Extract the full listing below without altering a single character.
++++++++++
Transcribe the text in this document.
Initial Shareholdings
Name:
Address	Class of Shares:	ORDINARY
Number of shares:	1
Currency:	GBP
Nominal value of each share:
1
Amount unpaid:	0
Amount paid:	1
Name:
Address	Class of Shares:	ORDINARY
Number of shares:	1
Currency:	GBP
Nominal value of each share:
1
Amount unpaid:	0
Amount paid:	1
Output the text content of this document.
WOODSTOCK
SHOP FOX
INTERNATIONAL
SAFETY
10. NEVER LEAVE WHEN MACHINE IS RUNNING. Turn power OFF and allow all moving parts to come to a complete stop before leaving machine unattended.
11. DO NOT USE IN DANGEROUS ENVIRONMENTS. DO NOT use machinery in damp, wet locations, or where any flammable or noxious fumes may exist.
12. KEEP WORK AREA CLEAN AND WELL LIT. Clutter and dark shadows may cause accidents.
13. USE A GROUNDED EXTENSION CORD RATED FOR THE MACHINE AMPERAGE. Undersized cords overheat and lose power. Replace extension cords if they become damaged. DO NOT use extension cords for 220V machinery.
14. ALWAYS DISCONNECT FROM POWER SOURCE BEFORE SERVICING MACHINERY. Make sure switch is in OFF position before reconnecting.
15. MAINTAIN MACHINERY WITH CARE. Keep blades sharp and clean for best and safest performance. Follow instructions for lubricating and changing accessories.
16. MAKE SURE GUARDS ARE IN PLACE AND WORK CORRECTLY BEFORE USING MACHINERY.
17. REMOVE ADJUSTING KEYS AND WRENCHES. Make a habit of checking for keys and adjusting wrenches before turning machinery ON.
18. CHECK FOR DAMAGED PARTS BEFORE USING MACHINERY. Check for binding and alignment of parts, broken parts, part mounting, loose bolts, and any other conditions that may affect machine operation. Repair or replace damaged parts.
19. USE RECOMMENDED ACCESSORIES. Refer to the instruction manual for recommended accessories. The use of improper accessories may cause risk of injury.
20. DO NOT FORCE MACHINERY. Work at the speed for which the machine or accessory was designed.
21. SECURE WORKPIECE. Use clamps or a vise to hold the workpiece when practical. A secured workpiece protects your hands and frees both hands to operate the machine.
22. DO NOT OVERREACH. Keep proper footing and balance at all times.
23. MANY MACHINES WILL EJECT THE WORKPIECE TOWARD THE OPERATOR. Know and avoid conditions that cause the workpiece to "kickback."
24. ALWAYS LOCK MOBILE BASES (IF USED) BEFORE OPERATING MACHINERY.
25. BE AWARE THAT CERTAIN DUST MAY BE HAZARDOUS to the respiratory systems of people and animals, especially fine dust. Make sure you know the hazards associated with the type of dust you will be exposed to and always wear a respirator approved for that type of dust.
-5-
++++++++++
* [Reply to the task]:
Transcribe the text in this document.
Initial Shareholdings
Name:
Address	Class of Shares:	ORDINARY
Number of shares:	1
Currency:	GBP
Nominal value of each share:
1
Amount unpaid:	0
Amount paid:	1
Name:
Address	Class of Shares:	ORDINARY
Number of shares:	1
Currency:	GBP
Nominal value of each share:
1
Amount unpaid:	0
Amount paid:	1
Output the text content of this document.
WOODSTOCK
SHOP FOX
INTERNATIONAL
SAFETY
10. NEVER LEAVE WHEN MACHINE IS RUNNING. Turn power OFF and allow all moving parts to come to a complete stop before leaving machine unattended.
11. DO NOT USE IN DANGEROUS ENVIRONMENTS. DO NOT use machinery in damp, wet locations, or where any flammable or noxious fumes may exist.
12. KEEP WORK AREA CLEAN AND WELL LIT. Clutter and dark shadows may cause accidents.
13. USE A GROUNDED EXTENSION CORD RATED FOR THE MACHINE AMPERAGE. Undersized cords overheat and lose power. Replace extension cords if they become damaged. DO NOT use extension cords for 220V machinery.
14. ALWAYS DISCONNECT FROM POWER SOURCE BEFORE SERVICING MACHINERY. Make sure switch is in OFF position before reconnecting.
15. MAINTAIN MACHINERY WITH CARE. Keep blades sharp and clean for best and safest performance. Follow instructions for lubricating and changing accessories.
16. MAKE SURE GUARDS ARE IN PLACE AND WORK CORRECTLY BEFORE USING MACHINERY.
17. REMOVE ADJUSTING KEYS AND WRENCHES. Make a habit of checking for keys and adjusting wrenches before turning machinery ON.
18. CHECK FOR DAMAGED PARTS BEFORE USING MACHINERY. Check for binding and alignment of parts, broken parts, part mounting, loose bolts, and any other conditions that may affect machine operation. Repair or replace damaged parts.
19. USE RECOMMENDED ACCESSORIES. Refer to the instruction manual for recommended accessories. The use of improper accessories may cause risk of injury.
20. DO NOT FORCE MACHINERY. Work at the speed for which the machine or accessory was designed.
21. SECURE WORKPIECE. Use clamps or a vise to hold the workpiece when practical. A secured workpiece protects your hands and frees both hands to operate the machine.
22. DO NOT OVERREACH. Keep proper footing and balance at all times.
23. MANY MACHINES WILL EJECT THE WORKPIECE TOWARD THE OPERATOR. Know and avoid conditions that cause the workpiece to "kickback."
24. ALWAYS LOCK MOBILE BASES (IF USED) BEFORE OPERATING MACHINERY.
25. BE AWARE THAT CERTAIN DUST MAY BE HAZARDOUS to the respiratory systems of people and animals, especially fine dust. Make sure you know the hazards associated with the type of dust you will be exposed to and always wear a respirator approved for that type of dust.
-5-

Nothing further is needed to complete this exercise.